* **Extrait de page**:
*****

Vers Dzongla - Cho La Tse

Lundi 6 novembre - 8ème jour

Dzongla – Dragnag via Cho La Pass (ALT. Max 5400m)

 

Là-haut.

 

Voyager seul, c'est aussi la possibilité de se retrouver avec une équipe internationale de 10 personnes, formée en un quart d'heure autour d'un Lemon Tea. J'ai passé la fin d'après-midi à discuter avec Julia, représentante du Washington State d'une trentaine d'années, et bien branchée montagne (comme tout le monde ici). J'appris au détour d'une conversation sur le ski qu'elle était amie avec l'une de mes idoles de ski freeride, Drew Tabke. Je lui racontai alors plein d'entrain l'épisode de la finale du Freeride World Tour 2014 (ou 2015) où moi et mes potes montagnards avaient jubilé à distance en assistant à un énorme tout droit dudit Tabke dans les pentes vertigineuses du Bec des Rosses, en Suisse. Je n'ai pas échappé à l'explication méthodique du « Dréééééé », particulièrement en vogue chez certains de mes amis skieurs, surtout haut-alpins. (Mise à jour : le skieur en question n'était finalement pas Drew Tabke, merci Loïc).

 

Avant le diner nous ont alors rejoint un bon groupe d'amis à Julia. Lindsay, américaine elle aussi, et trois Canadiens : Jordan, Joe et Curtis, de Vancouver. Se joignent ensuite autour d'une très grosse partie de cartes, Lio et Idam, israëliens, et Katherine, néo-zélandaise qui voyage (aussi) en solo, mais avec porteur.

La soirée se termine dans une succession de « Mafia », version internationale du loup-garou, entrecoupée de bons moments de rigolade qui nous font presque oublier l'altitude. Juste avant d'aller au lit, Lindsay nous exhorte à sortir dans la nuit glaciale. Elle a bien raison : la (presque) pleine lune, à un jour près, illumine la face titanesque du Arakam Tse, qui surplombe Dzongla. La vision est quasi-irréelle. Dans la nuit sans nuages du Khumbu, la montagne frappe par son gigantisme, me donnant l'impression d'être plongé dans un immense négatif photo. Inutile d'essayer de prendre quelconque photo avec mon modeste matériel. Je me contente juste de savourer le spectacle en silence, avant une courte nuit de sommeil qui nous fait décoller à 6h du matin.

*****

* **Documents fournis**:
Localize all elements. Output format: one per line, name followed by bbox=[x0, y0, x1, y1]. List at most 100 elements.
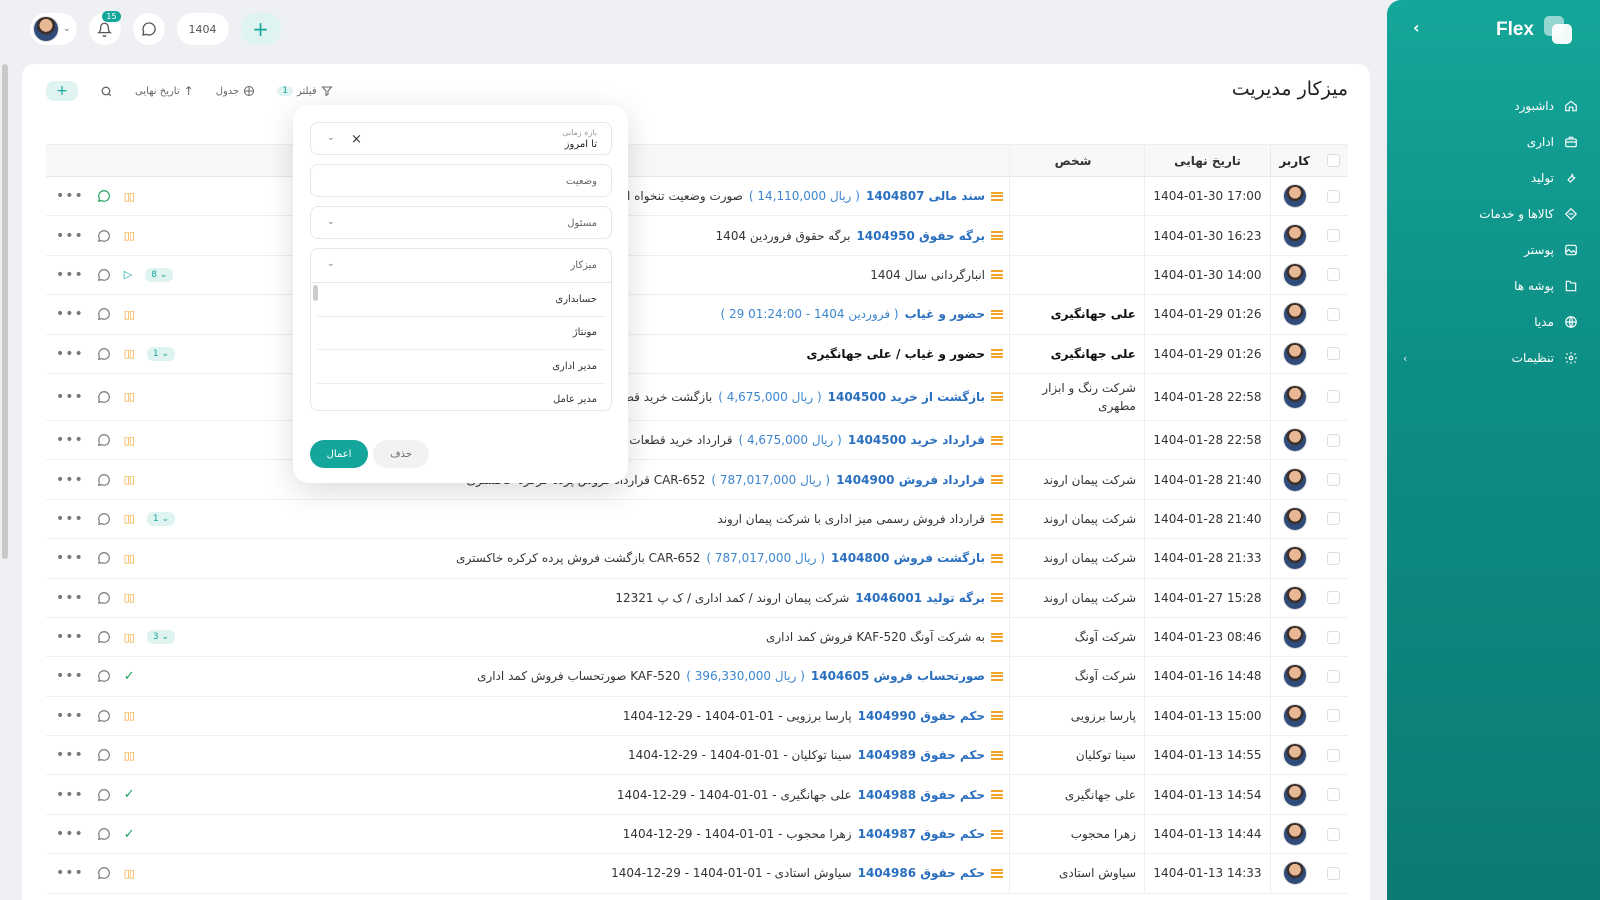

*****

* **Consignes**:
**A)** Dans le récit de voyage, de quelle ville viennent Jordan, Joe et Curtis ?
**B)** Recopiez sans rien changer le passage du récit de voyage qui va de « Avant le diner » jusqu'à « mais avec porteur. » inclus.
Répondez uniquement à partir du récit de voyage.

* **Corrigé**:
**A)** De Vancouver.

**B)**
Avant le diner nous ont alors rejoint un bon groupe d'amis à Julia. Lindsay, américaine elle aussi, et trois Canadiens : Jordan, Joe et Curtis, de Vancouver. Se joignent ensuite autour d'une très grosse partie de cartes, Lio et Idam, israëliens, et Katherine, néo-zélandaise qui voyage (aussi) en solo, mais avec porteur.